## Dataset rows
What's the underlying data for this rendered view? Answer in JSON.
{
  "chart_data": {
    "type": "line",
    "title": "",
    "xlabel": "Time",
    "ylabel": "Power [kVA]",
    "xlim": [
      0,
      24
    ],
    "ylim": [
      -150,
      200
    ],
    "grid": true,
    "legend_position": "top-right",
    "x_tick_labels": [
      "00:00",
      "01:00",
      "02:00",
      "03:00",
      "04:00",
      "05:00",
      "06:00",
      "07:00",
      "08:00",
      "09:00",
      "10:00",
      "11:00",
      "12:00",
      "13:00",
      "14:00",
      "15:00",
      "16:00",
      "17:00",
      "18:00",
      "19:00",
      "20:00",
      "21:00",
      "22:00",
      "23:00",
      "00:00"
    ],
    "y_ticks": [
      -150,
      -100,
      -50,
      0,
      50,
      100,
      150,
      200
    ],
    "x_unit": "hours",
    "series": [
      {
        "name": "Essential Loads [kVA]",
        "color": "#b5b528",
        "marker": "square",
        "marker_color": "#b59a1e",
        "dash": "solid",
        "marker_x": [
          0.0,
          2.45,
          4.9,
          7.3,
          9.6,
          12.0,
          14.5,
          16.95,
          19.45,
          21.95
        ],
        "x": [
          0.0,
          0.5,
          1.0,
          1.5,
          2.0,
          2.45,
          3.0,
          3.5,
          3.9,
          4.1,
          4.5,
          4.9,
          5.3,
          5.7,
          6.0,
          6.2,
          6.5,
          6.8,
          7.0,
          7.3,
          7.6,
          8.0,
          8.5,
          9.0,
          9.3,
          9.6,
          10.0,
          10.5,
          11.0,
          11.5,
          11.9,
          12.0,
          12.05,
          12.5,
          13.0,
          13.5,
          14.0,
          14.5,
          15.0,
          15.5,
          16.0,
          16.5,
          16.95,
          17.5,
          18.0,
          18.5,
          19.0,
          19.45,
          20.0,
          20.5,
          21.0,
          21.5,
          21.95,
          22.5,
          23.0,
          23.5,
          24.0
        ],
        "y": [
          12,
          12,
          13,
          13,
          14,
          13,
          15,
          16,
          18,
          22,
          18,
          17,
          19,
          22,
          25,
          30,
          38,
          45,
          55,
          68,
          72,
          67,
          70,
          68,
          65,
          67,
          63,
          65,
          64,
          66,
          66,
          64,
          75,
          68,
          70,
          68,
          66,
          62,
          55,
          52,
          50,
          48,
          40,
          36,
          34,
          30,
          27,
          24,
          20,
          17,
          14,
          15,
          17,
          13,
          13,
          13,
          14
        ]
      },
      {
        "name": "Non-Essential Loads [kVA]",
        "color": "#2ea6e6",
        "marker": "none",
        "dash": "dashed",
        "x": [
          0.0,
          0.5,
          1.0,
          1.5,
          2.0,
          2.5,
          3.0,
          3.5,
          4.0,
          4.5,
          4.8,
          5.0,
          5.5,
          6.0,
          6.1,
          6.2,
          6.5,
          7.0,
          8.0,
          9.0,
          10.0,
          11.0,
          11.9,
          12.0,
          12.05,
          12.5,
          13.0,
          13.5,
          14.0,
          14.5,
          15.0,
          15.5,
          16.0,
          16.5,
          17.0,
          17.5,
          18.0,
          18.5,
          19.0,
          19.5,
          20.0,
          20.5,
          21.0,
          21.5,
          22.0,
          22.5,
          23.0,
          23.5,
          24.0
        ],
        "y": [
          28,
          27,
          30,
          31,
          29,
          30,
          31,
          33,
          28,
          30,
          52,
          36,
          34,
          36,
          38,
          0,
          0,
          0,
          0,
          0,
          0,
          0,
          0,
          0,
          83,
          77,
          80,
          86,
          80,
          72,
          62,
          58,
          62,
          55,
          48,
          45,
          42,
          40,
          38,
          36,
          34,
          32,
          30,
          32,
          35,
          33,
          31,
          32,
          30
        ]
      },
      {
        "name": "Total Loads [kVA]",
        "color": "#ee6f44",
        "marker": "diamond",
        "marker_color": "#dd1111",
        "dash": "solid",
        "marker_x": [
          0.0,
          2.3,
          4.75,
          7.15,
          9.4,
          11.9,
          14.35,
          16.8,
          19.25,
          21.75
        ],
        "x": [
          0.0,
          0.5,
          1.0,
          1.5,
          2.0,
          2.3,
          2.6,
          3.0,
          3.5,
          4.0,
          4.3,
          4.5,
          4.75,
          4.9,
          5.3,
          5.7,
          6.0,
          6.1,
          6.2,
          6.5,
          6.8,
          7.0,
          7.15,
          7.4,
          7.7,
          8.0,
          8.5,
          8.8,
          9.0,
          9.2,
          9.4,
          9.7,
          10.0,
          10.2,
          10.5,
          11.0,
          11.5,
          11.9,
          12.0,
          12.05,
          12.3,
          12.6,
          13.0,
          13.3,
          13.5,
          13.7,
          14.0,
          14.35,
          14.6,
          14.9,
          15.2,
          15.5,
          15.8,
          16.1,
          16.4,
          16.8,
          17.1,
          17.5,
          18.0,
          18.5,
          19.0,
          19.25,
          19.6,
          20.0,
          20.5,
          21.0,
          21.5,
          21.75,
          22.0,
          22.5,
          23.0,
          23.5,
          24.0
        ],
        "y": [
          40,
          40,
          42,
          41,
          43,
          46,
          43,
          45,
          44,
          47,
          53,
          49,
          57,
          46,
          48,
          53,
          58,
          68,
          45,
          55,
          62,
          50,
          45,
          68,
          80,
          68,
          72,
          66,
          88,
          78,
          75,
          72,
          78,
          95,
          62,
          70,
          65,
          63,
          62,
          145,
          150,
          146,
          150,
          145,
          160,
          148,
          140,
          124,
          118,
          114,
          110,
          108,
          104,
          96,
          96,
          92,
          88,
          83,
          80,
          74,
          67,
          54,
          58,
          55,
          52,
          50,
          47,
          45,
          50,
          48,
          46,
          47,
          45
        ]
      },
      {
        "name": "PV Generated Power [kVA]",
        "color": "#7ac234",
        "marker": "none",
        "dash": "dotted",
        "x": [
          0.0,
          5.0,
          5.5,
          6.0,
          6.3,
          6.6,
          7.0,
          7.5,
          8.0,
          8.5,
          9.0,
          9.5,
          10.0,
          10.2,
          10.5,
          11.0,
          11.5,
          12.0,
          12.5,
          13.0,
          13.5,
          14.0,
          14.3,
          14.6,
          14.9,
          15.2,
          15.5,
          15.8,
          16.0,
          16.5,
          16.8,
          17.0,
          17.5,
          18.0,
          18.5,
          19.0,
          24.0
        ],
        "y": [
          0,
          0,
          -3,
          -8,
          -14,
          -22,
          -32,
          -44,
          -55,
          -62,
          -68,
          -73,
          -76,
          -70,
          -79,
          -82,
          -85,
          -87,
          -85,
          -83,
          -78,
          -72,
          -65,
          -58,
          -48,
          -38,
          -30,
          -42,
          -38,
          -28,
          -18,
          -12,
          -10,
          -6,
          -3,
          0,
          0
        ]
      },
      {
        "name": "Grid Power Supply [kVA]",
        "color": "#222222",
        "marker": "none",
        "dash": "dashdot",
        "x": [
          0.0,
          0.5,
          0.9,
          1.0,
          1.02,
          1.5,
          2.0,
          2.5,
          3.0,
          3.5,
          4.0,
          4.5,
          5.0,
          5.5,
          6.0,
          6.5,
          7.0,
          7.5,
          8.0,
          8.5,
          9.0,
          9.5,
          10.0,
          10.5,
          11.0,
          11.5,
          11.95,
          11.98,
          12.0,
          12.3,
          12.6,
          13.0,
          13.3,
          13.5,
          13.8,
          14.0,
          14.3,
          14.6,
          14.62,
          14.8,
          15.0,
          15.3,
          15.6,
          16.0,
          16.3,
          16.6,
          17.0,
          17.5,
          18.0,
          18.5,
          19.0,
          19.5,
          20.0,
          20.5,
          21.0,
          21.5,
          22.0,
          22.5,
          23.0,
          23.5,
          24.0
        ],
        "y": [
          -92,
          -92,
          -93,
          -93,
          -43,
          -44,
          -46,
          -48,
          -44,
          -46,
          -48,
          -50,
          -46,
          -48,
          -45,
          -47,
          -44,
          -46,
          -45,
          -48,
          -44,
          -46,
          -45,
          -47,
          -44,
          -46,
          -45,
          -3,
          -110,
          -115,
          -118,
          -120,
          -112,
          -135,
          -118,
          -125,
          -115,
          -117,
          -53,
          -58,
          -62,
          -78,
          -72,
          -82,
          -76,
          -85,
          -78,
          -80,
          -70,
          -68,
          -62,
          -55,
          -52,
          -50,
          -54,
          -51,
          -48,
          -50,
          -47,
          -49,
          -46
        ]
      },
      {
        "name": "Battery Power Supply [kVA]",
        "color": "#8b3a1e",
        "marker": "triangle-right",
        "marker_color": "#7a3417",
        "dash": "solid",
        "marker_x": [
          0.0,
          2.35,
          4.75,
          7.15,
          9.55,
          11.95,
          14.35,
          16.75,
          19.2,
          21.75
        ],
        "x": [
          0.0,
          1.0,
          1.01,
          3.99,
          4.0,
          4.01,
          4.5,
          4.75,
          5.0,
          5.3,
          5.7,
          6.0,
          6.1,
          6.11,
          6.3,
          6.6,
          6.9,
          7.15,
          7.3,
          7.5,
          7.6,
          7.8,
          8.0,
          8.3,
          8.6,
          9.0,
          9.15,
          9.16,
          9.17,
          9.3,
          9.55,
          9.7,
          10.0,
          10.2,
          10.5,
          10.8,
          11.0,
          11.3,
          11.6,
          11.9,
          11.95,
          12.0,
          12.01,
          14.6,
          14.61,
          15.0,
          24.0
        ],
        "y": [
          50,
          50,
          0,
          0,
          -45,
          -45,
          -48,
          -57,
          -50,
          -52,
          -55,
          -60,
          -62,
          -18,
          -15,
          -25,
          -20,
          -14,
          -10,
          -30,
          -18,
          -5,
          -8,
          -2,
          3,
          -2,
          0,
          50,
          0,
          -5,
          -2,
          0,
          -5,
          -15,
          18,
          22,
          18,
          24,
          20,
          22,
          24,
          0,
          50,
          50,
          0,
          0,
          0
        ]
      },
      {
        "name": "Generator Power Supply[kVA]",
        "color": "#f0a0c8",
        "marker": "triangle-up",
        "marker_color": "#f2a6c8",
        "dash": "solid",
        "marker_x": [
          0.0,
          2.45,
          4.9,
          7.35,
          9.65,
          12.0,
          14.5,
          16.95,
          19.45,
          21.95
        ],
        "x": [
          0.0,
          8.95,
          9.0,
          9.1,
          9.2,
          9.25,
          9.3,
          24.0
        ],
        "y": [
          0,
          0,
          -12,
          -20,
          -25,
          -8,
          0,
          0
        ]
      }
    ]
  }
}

## Set problem
Say how many lines in the entries contain the string "name", and say nothing else.

## Reply
7